Objective: Check each line of the listing below for the string "triangle", and copy the ones that have it.

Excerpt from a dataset

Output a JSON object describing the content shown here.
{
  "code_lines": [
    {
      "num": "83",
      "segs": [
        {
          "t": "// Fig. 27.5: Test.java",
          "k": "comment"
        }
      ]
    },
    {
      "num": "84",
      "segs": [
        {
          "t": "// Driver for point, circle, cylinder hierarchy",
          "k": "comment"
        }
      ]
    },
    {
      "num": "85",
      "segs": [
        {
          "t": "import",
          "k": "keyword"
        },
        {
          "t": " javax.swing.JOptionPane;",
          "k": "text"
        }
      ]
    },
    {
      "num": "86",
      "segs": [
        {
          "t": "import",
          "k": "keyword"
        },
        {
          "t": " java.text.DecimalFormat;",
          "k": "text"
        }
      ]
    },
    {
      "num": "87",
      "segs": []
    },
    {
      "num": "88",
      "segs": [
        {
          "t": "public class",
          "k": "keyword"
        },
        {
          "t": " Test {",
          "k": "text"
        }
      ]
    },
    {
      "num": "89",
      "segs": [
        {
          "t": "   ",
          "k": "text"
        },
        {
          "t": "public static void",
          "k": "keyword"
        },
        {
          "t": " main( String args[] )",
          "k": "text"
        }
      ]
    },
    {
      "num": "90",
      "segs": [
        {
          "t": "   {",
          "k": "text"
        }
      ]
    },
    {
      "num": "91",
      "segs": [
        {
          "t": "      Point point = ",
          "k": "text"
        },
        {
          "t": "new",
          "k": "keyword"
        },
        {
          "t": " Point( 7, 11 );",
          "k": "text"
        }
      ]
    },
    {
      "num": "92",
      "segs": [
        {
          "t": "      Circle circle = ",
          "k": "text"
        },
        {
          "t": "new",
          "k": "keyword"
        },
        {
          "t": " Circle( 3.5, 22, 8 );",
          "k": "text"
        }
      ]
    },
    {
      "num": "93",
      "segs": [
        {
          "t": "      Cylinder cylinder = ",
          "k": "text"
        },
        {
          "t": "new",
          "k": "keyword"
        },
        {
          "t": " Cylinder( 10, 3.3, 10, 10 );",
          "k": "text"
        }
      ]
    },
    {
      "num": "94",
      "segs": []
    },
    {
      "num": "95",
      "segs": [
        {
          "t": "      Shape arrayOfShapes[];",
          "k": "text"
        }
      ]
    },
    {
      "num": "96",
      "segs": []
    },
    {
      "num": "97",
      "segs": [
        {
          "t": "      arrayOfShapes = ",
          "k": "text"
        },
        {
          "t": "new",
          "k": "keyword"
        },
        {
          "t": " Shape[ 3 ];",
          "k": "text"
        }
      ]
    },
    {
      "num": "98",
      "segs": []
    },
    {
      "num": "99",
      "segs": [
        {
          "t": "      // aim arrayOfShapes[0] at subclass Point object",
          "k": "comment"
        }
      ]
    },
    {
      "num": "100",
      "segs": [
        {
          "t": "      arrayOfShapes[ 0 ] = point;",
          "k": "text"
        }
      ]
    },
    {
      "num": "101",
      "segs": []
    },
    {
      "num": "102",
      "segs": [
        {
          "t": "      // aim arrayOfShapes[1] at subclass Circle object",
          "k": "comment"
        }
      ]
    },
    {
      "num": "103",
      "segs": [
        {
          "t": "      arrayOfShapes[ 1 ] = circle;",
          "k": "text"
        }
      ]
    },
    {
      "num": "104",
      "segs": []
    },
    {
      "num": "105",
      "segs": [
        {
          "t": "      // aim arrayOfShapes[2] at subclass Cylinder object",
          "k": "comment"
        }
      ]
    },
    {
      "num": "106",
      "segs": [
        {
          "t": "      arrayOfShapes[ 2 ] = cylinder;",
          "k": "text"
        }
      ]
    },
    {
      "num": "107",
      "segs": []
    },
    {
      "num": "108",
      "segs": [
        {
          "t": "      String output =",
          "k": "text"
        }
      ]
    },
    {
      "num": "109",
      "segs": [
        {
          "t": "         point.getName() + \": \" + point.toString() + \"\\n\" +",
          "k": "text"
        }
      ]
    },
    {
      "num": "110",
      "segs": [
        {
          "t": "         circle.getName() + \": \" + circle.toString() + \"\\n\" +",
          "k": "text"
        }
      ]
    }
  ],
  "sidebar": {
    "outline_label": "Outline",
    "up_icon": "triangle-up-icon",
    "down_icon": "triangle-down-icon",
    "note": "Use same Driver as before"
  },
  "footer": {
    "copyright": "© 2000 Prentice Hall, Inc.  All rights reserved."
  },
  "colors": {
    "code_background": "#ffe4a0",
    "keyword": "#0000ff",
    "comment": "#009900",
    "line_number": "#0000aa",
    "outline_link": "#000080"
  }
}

Answer for this exercise:
    "up_icon": "triangle-up-icon",
    "down_icon": "triangle-down-icon",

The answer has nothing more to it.